## Start Source passage
Constructing more advanced queries: Boolean Operators

from sru_queryer.cql import AND, OR, NOT, PROX

Boolean Operators are used to construct queries with one or more IndexQueries. Their usage is extrememly simply by design, and should be familiar to people working with logic-based programming.

USAGE

Each operator takes an unlimited quantity of arguments, each of which represents a logical condition. Each condition can be an IndexQuery, a Literal (discussed below), or another nested Boolean Operator.

For example, the query: OR(IndexQuery("alma", "title", "=", "Harry"), IndexQuery("alma", "title", "=", "Potter")) will produce the following string, when formatted: alma.title="Harry" or alma.title="Potter" (except spaces will be replaced with '%20')

If you nest one Boolean Operator within another, the resultant behavior will depend on whether the nested boolean operator has one condition or whether it has multiple conditions.

  1. If the nested operator has one condition, it will REPLACE the preceeding boolean operator of the parent. This allows you to create a long query with alternating boolean operators: AND(IndexQuery("alma", "title", "=", "Maryland"), OR(IndexQuery("alma", "materialType", "==", "BOOK")), IndexQuery("alma", "main_pub_date", ">", "1975")) Procduces: alma.title="Maryland" or alma.materialType=="BOOK" and alma.main_pub_date>"1975" (again, spaces replaced with '%20')

    ** KEEP IN MIND that you can't have an operator with one condition as the first condition of a parent operator (or as the top condition). This wouldn't make sense because all operators require 2 conditions (none are unary operators, even NOT. Not is treated as 'and-not'). Here, I allow operators with one conditions so that a parent's operator can be overridden - this makes formatting simpler.

  2. If the nested operator has more than one condition, it will be surrounded by parenthesis and the parent's operator will be placed before the parenthesis: AND(IndexQuery("alma", "title", "=", "Maryland"), OR(IndexQuery("alma", "materialType", "==", "BOOK"), IndexQuery("alma", "materialType", "==", "DVD"))) Produces: alma.title="Maryland" and (alma.materialType=="BOOK" or alma.materialType=="DVD")
## End Source passage
__Exercise requirements__
Reproduce the Boolean operators documentation above word for word, in full.
## Start Data entries
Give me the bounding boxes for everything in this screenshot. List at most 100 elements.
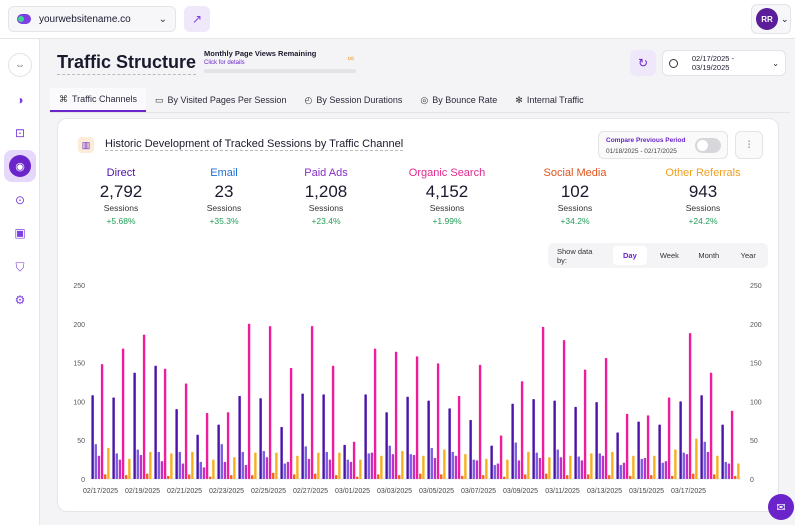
## End Data entries
## Start Data entries
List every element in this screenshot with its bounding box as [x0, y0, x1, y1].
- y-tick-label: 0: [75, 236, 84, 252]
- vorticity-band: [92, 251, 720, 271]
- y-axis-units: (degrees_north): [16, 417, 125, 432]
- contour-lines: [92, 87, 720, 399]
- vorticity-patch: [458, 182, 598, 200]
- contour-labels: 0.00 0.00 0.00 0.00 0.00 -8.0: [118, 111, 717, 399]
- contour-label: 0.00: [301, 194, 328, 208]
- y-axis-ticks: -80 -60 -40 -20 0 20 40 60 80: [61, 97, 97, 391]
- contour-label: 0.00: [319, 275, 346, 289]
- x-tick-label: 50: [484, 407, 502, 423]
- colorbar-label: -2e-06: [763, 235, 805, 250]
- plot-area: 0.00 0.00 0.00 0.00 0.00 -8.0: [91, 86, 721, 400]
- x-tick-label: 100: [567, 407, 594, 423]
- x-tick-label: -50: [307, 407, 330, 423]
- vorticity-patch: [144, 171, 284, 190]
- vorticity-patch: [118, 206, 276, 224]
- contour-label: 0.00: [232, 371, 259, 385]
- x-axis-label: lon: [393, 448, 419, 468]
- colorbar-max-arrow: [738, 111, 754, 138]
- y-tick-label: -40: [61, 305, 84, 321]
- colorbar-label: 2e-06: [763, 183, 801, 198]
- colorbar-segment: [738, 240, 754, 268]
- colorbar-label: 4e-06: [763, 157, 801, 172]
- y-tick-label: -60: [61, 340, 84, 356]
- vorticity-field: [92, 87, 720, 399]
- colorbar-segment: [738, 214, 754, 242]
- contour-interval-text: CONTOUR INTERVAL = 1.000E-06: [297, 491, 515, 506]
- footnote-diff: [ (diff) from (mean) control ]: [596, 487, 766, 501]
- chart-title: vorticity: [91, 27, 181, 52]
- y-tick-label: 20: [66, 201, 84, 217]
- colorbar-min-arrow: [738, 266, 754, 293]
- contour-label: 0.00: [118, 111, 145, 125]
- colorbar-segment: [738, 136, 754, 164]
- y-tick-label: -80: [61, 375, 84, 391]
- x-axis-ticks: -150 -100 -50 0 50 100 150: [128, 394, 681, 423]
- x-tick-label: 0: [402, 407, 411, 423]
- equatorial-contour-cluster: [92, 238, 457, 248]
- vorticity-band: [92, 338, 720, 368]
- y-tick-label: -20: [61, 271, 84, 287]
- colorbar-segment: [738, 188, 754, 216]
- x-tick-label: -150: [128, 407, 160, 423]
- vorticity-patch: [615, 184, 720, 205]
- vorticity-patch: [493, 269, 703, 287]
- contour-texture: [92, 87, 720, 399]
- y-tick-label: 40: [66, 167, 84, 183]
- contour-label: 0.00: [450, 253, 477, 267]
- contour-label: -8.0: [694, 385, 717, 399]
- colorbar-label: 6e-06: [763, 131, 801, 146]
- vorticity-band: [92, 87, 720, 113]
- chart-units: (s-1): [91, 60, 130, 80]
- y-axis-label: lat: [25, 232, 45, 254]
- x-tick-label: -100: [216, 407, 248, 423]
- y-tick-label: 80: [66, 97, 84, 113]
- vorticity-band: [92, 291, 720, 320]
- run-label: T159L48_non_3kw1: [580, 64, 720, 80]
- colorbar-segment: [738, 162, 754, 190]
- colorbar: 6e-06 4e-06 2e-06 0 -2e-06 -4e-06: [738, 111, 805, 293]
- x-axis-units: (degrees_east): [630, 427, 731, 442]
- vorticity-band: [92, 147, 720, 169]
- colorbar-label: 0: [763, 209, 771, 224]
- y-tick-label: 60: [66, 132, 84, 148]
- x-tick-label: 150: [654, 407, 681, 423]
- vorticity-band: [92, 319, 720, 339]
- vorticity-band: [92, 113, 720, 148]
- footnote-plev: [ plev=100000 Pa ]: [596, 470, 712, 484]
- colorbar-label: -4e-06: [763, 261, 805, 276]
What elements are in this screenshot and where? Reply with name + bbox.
## End Data entries
__Solution__
Constructing more advanced queries: Boolean Operators

from sru_queryer.cql import AND, OR, NOT, PROX

Boolean Operators are used to construct queries with one or more IndexQueries. Their usage is extrememly simply by design, and should be familiar to people working with logic-based programming.

USAGE

Each operator takes an unlimited quantity of arguments, each of which represents a logical condition. Each condition can be an IndexQuery, a Literal (discussed below), or another nested Boolean Operator.

For example, the query: OR(IndexQuery("alma", "title", "=", "Harry"), IndexQuery("alma", "title", "=", "Potter")) will produce the following string, when formatted: alma.title="Harry" or alma.title="Potter" (except spaces will be replaced with '%20')

If you nest one Boolean Operator within another, the resultant behavior will depend on whether the nested boolean operator has one condition or whether it has multiple conditions.

  1. If the nested operator has one condition, it will REPLACE the preceeding boolean operator of the parent. This allows you to create a long query with alternating boolean operators: AND(IndexQuery("alma", "title", "=", "Maryland"), OR(IndexQuery("alma", "materialType", "==", "BOOK")), IndexQuery("alma", "main_pub_date", ">", "1975")) Procduces: alma.title="Maryland" or alma.materialType=="BOOK" and alma.main_pub_date>"1975" (again, spaces replaced with '%20')

    ** KEEP IN MIND that you can't have an operator with one condition as the first condition of a parent operator (or as the top condition). This wouldn't make sense because all operators require 2 conditions (none are unary operators, even NOT. Not is treated as 'and-not'). Here, I allow operators with one conditions so that a parent's operator can be overridden - this makes formatting simpler.

  2. If the nested operator has more than one condition, it will be surrounded by parenthesis and the parent's operator will be placed before the parenthesis: AND(IndexQuery("alma", "title", "=", "Maryland"), OR(IndexQuery("alma", "materialType", "==", "BOOK"), IndexQuery("alma", "materialType", "==", "DVD"))) Produces: alma.title="Maryland" and (alma.materialType=="BOOK" or alma.materialType=="DVD")